start
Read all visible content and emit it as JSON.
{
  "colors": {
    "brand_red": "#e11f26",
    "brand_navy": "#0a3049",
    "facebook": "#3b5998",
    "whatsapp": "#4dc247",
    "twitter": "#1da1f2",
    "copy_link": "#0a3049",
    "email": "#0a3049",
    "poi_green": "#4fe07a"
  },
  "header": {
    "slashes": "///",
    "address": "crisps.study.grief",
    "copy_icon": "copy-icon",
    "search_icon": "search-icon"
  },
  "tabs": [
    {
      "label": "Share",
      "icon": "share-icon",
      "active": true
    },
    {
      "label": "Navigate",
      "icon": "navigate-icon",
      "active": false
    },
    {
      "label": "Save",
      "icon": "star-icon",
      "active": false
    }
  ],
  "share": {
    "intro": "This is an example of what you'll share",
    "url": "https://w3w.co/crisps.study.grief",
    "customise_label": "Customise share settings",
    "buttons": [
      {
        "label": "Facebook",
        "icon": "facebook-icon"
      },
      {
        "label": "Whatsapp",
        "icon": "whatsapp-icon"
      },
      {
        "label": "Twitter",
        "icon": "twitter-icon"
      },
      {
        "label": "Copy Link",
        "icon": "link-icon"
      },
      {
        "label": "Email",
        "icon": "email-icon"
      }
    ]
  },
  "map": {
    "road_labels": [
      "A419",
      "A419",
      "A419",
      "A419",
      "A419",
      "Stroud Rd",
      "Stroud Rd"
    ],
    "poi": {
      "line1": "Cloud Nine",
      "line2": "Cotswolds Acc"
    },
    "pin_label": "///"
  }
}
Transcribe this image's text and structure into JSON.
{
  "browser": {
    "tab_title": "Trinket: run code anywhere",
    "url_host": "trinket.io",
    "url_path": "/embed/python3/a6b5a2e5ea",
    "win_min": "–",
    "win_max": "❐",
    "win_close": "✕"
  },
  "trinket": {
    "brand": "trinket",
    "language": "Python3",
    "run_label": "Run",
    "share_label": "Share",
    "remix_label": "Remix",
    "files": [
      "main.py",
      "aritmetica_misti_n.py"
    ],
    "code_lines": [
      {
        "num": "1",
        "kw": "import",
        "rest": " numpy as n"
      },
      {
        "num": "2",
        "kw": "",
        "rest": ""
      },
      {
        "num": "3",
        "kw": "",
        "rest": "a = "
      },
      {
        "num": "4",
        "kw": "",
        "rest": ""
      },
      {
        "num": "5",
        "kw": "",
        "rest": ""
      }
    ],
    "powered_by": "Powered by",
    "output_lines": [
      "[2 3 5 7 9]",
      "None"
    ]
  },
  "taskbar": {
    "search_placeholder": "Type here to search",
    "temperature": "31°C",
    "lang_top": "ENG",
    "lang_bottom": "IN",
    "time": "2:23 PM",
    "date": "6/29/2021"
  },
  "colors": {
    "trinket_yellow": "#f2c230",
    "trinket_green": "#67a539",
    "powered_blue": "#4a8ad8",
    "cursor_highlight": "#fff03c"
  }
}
end
What you have to do:
Copy every record above exactly as it appears.

The result:
Read all visible content and emit it as JSON.
{
  "colors": {
    "brand_red": "#e11f26",
    "brand_navy": "#0a3049",
    "facebook": "#3b5998",
    "whatsapp": "#4dc247",
    "twitter": "#1da1f2",
    "copy_link": "#0a3049",
    "email": "#0a3049",
    "poi_green": "#4fe07a"
  },
  "header": {
    "slashes": "///",
    "address": "crisps.study.grief",
    "copy_icon": "copy-icon",
    "search_icon": "search-icon"
  },
  "tabs": [
    {
      "label": "Share",
      "icon": "share-icon",
      "active": true
    },
    {
      "label": "Navigate",
      "icon": "navigate-icon",
      "active": false
    },
    {
      "label": "Save",
      "icon": "star-icon",
      "active": false
    }
  ],
  "share": {
    "intro": "This is an example of what you'll share",
    "url": "https://w3w.co/crisps.study.grief",
    "customise_label": "Customise share settings",
    "buttons": [
      {
        "label": "Facebook",
        "icon": "facebook-icon"
      },
      {
        "label": "Whatsapp",
        "icon": "whatsapp-icon"
      },
      {
        "label": "Twitter",
        "icon": "twitter-icon"
      },
      {
        "label": "Copy Link",
        "icon": "link-icon"
      },
      {
        "label": "Email",
        "icon": "email-icon"
      }
    ]
  },
  "map": {
    "road_labels": [
      "A419",
      "A419",
      "A419",
      "A419",
      "A419",
      "Stroud Rd",
      "Stroud Rd"
    ],
    "poi": {
      "line1": "Cloud Nine",
      "line2": "Cotswolds Acc"
    },
    "pin_label": "///"
  }
}
Transcribe this image's text and structure into JSON.
{
  "browser": {
    "tab_title": "Trinket: run code anywhere",
    "url_host": "trinket.io",
    "url_path": "/embed/python3/a6b5a2e5ea",
    "win_min": "–",
    "win_max": "❐",
    "win_close": "✕"
  },
  "trinket": {
    "brand": "trinket",
    "language": "Python3",
    "run_label": "Run",
    "share_label": "Share",
    "remix_label": "Remix",
    "files": [
      "main.py",
      "aritmetica_misti_n.py"
    ],
    "code_lines": [
      {
        "num": "1",
        "kw": "import",
        "rest": " numpy as n"
      },
      {
        "num": "2",
        "kw": "",
        "rest": ""
      },
      {
        "num": "3",
        "kw": "",
        "rest": "a = "
      },
      {
        "num": "4",
        "kw": "",
        "rest": ""
      },
      {
        "num": "5",
        "kw": "",
        "rest": ""
      }
    ],
    "powered_by": "Powered by",
    "output_lines": [
      "[2 3 5 7 9]",
      "None"
    ]
  },
  "taskbar": {
    "search_placeholder": "Type here to search",
    "temperature": "31°C",
    "lang_top": "ENG",
    "lang_bottom": "IN",
    "time": "2:23 PM",
    "date": "6/29/2021"
  },
  "colors": {
    "trinket_yellow": "#f2c230",
    "trinket_green": "#67a539",
    "powered_blue": "#4a8ad8",
    "cursor_highlight": "#fff03c"
  }
}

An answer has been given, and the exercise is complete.